Records:

▽

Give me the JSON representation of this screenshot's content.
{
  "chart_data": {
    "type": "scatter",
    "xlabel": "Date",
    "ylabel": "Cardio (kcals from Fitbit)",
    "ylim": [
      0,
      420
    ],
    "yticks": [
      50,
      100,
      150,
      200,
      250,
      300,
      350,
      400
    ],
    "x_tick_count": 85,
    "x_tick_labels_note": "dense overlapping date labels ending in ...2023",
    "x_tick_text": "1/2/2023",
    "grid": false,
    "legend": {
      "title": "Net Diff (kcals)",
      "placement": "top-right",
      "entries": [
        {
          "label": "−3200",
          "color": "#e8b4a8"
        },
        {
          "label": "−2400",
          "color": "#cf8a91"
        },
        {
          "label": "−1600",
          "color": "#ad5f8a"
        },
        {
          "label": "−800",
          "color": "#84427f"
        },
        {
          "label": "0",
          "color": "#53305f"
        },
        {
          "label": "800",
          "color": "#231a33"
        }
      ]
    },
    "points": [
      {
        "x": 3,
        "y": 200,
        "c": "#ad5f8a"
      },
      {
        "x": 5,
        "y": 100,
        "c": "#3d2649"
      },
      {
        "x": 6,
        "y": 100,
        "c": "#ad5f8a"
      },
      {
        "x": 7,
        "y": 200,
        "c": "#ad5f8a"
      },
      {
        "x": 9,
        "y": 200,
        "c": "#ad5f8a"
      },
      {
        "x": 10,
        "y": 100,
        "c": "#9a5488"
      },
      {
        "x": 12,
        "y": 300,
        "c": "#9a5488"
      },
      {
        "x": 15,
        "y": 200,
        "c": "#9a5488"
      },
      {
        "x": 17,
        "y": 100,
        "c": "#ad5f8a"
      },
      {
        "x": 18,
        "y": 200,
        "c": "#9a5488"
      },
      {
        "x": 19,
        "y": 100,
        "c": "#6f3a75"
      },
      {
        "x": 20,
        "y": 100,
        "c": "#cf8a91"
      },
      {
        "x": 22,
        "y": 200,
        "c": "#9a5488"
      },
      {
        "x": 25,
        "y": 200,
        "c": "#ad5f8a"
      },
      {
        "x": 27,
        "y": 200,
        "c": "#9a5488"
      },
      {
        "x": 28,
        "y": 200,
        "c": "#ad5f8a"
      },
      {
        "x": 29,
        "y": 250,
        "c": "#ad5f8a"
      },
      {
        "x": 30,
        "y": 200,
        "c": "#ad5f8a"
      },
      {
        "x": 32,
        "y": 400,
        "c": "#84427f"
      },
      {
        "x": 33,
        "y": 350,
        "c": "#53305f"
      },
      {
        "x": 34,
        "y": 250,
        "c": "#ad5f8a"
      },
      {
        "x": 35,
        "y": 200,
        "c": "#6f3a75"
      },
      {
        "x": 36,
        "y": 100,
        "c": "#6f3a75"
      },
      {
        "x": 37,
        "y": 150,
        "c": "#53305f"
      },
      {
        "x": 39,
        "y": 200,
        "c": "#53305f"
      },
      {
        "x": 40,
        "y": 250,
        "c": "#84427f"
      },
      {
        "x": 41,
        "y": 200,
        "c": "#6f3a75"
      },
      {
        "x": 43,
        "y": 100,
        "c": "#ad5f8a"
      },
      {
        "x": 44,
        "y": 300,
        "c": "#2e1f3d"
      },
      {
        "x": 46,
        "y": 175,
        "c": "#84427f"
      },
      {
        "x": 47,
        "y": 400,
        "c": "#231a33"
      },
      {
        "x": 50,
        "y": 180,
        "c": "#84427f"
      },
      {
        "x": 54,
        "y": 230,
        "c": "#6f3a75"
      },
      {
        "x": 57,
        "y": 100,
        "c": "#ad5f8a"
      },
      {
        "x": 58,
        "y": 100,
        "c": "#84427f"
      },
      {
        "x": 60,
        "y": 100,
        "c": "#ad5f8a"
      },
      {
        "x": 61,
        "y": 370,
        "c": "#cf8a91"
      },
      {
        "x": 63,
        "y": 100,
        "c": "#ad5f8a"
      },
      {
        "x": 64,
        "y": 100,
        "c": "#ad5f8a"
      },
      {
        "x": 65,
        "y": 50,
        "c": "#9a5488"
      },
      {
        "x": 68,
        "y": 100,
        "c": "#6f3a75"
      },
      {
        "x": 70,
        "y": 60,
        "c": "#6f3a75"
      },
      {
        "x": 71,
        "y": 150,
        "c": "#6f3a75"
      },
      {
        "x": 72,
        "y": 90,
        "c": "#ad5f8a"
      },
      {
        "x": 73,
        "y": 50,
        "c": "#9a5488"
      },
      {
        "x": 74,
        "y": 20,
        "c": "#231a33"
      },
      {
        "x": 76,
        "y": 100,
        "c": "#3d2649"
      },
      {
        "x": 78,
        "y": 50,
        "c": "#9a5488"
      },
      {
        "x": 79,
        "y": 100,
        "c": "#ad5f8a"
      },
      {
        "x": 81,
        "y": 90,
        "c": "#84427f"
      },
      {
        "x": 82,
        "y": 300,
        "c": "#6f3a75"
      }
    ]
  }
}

△
▽

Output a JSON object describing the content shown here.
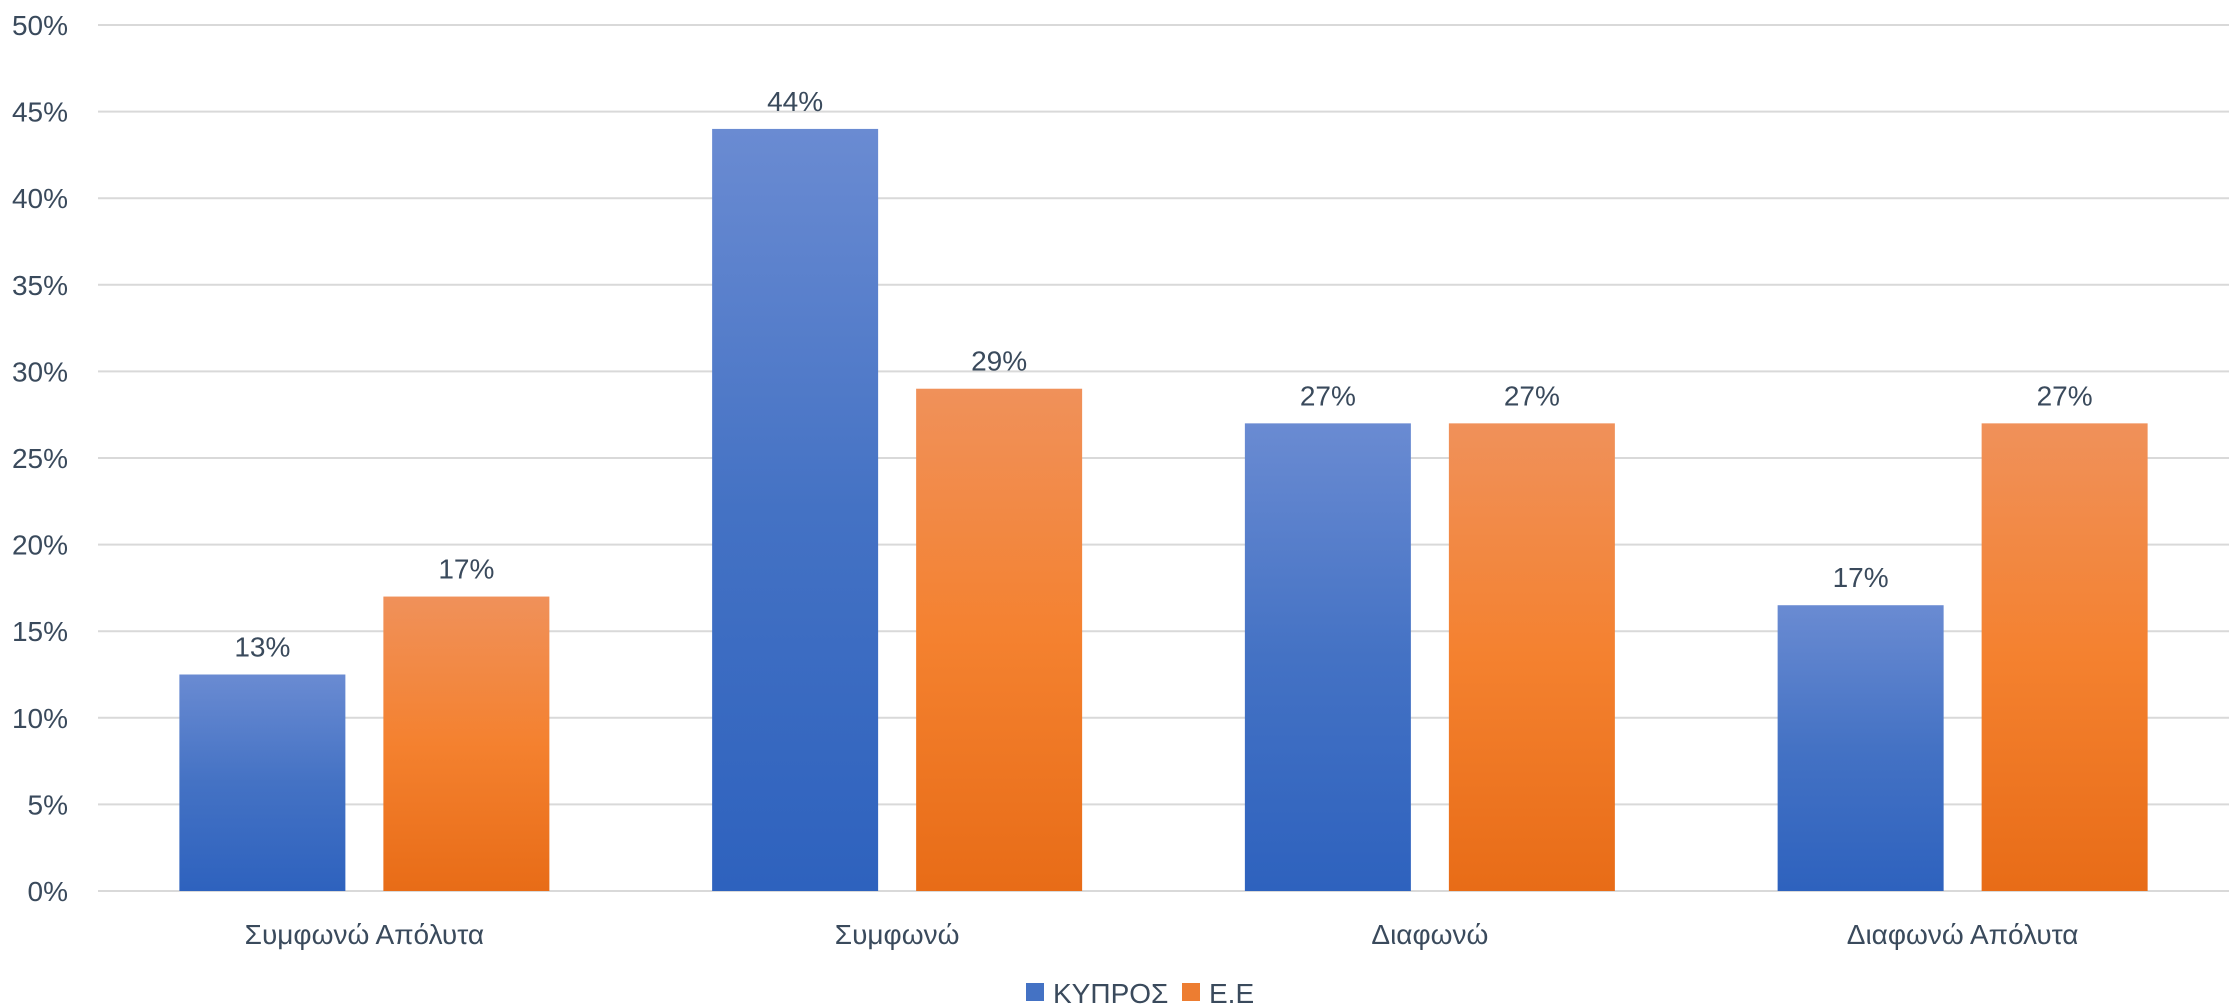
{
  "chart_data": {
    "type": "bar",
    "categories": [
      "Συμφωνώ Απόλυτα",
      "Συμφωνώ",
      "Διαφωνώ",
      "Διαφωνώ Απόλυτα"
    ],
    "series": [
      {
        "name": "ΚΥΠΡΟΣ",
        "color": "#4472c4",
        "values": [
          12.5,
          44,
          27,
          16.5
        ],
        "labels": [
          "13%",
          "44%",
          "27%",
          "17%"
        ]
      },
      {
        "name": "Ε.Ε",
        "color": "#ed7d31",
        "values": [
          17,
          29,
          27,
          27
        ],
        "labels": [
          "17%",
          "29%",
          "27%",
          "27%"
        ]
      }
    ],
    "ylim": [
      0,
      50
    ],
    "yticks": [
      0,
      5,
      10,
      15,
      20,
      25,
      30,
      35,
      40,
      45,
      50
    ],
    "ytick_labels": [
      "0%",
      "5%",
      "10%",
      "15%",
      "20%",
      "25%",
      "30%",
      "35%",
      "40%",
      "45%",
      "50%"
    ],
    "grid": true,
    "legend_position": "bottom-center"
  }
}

△

** JOB **
Collect every line above that contains the word "color".

** EXPECTED OUTPUT **
          "color": "#e8b4a8"
          "color": "#cf8a91"
          "color": "#ad5f8a"
          "color": "#84427f"
          "color": "#53305f"
          "color": "#231a33"
        "color": "#4472c4",
        "color": "#ed7d31",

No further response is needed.